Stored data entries

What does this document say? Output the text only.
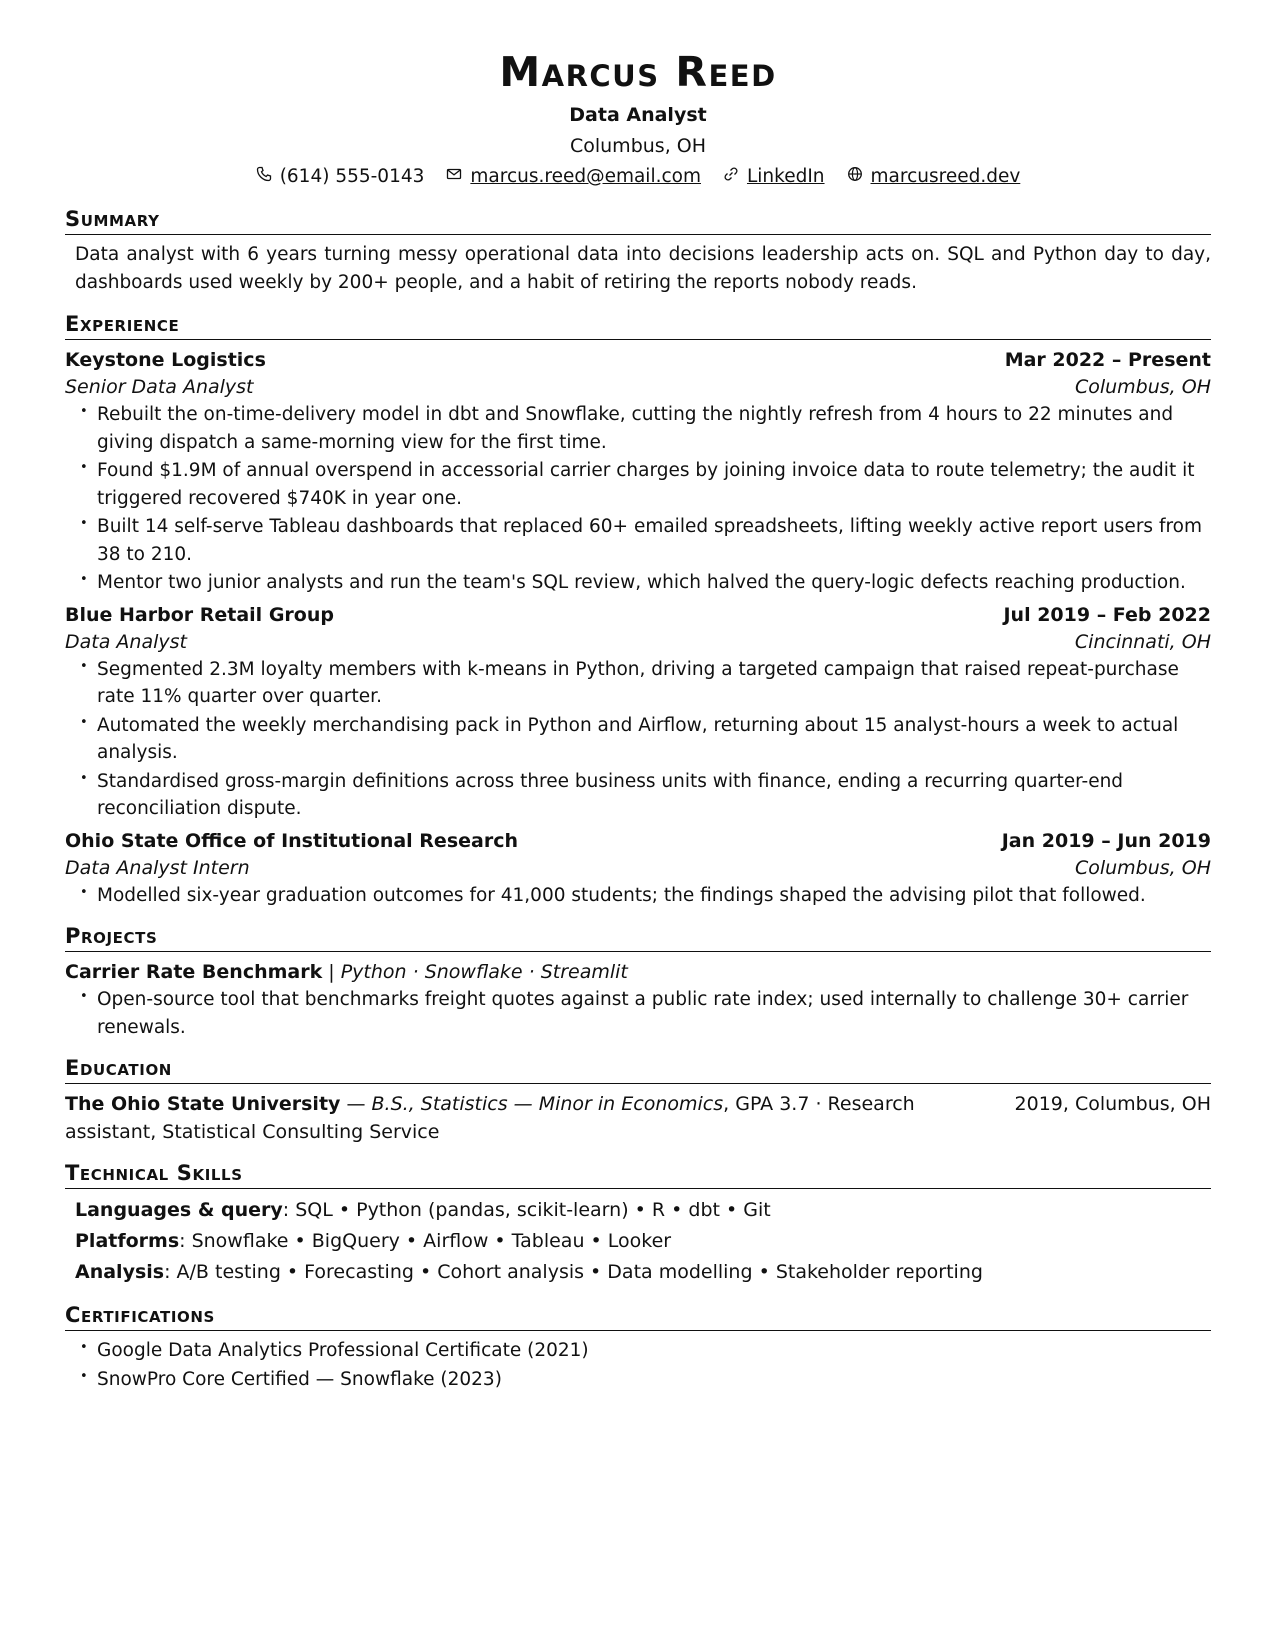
Marcus Reed
Data Analyst
Columbus, OH
(614) 555-0143 marcus.reed@email.com LinkedIn marcusreed.dev
Summary
Data analyst with 6 years turning messy operational data into decisions leadership acts on. SQL and Python day to day, dashboards used weekly by 200+ people, and a habit of retiring the reports nobody reads.
Experience
Keystone Logistics	Mar 2022 – Present
Senior Data Analyst	Columbus, OH
• Rebuilt the on-time-delivery model in dbt and Snowflake, cutting the nightly refresh from 4 hours to 22 minutes and giving dispatch a same-morning view for the first time.
• Found $1.9M of annual overspend in accessorial carrier charges by joining invoice data to route telemetry; the audit it triggered recovered $740K in year one.
• Built 14 self-serve Tableau dashboards that replaced 60+ emailed spreadsheets, lifting weekly active report users from 38 to 210.
• Mentor two junior analysts and run the team's SQL review, which halved the query-logic defects reaching production.
Blue Harbor Retail Group	Jul 2019 – Feb 2022
Data Analyst	Cincinnati, OH
• Segmented 2.3M loyalty members with k-means in Python, driving a targeted campaign that raised repeat-purchase rate 11% quarter over quarter.
• Automated the weekly merchandising pack in Python and Airflow, returning about 15 analyst-hours a week to actual analysis.
• Standardised gross-margin definitions across three business units with finance, ending a recurring quarter-end reconciliation dispute.
Ohio State Office of Institutional Research	Jan 2019 – Jun 2019
Data Analyst Intern	Columbus, OH
• Modelled six-year graduation outcomes for 41,000 students; the findings shaped the advising pilot that followed.
Projects
Carrier Rate Benchmark | Python · Snowflake · Streamlit
• Open-source tool that benchmarks freight quotes against a public rate index; used internally to challenge 30+ carrier renewals.
Education
The Ohio State University — B.S., Statistics — Minor in Economics, GPA 3.7 · Research assistant, Statistical Consulting Service
2019, Columbus, OH
Technical Skills
Languages & query: SQL • Python (pandas, scikit-learn) • R • dbt • Git
Platforms: Snowflake • BigQuery • Airflow • Tableau • Looker
Analysis: A/B testing • Forecasting • Cohort analysis • Data modelling • Stakeholder reporting
Certifications
• Google Data Analytics Professional Certificate (2021)
• SnowPro Core Certified — Snowflake (2023)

** DIRECTION **
Repeat the data exactly, excluding the pictures.

** CORRECT ANSWER **
What does this document say? Output the text only.
Marcus Reed
Data Analyst
Columbus, OH
(614) 555-0143 marcus.reed@email.com LinkedIn marcusreed.dev
Summary
Data analyst with 6 years turning messy operational data into decisions leadership acts on. SQL and Python day to day, dashboards used weekly by 200+ people, and a habit of retiring the reports nobody reads.
Experience
Keystone Logistics	Mar 2022 – Present
Senior Data Analyst	Columbus, OH
• Rebuilt the on-time-delivery model in dbt and Snowflake, cutting the nightly refresh from 4 hours to 22 minutes and giving dispatch a same-morning view for the first time.
• Found $1.9M of annual overspend in accessorial carrier charges by joining invoice data to route telemetry; the audit it triggered recovered $740K in year one.
• Built 14 self-serve Tableau dashboards that replaced 60+ emailed spreadsheets, lifting weekly active report users from 38 to 210.
• Mentor two junior analysts and run the team's SQL review, which halved the query-logic defects reaching production.
Blue Harbor Retail Group	Jul 2019 – Feb 2022
Data Analyst	Cincinnati, OH
• Segmented 2.3M loyalty members with k-means in Python, driving a targeted campaign that raised repeat-purchase rate 11% quarter over quarter.
• Automated the weekly merchandising pack in Python and Airflow, returning about 15 analyst-hours a week to actual analysis.
• Standardised gross-margin definitions across three business units with finance, ending a recurring quarter-end reconciliation dispute.
Ohio State Office of Institutional Research	Jan 2019 – Jun 2019
Data Analyst Intern	Columbus, OH
• Modelled six-year graduation outcomes for 41,000 students; the findings shaped the advising pilot that followed.
Projects
Carrier Rate Benchmark | Python · Snowflake · Streamlit
• Open-source tool that benchmarks freight quotes against a public rate index; used internally to challenge 30+ carrier renewals.
Education
The Ohio State University — B.S., Statistics — Minor in Economics, GPA 3.7 · Research assistant, Statistical Consulting Service
2019, Columbus, OH
Technical Skills
Languages & query: SQL • Python (pandas, scikit-learn) • R • dbt • Git
Platforms: Snowflake • BigQuery • Airflow • Tableau • Looker
Analysis: A/B testing • Forecasting • Cohort analysis • Data modelling • Stakeholder reporting
Certifications
• Google Data Analytics Professional Certificate (2021)
• SnowPro Core Certified — Snowflake (2023)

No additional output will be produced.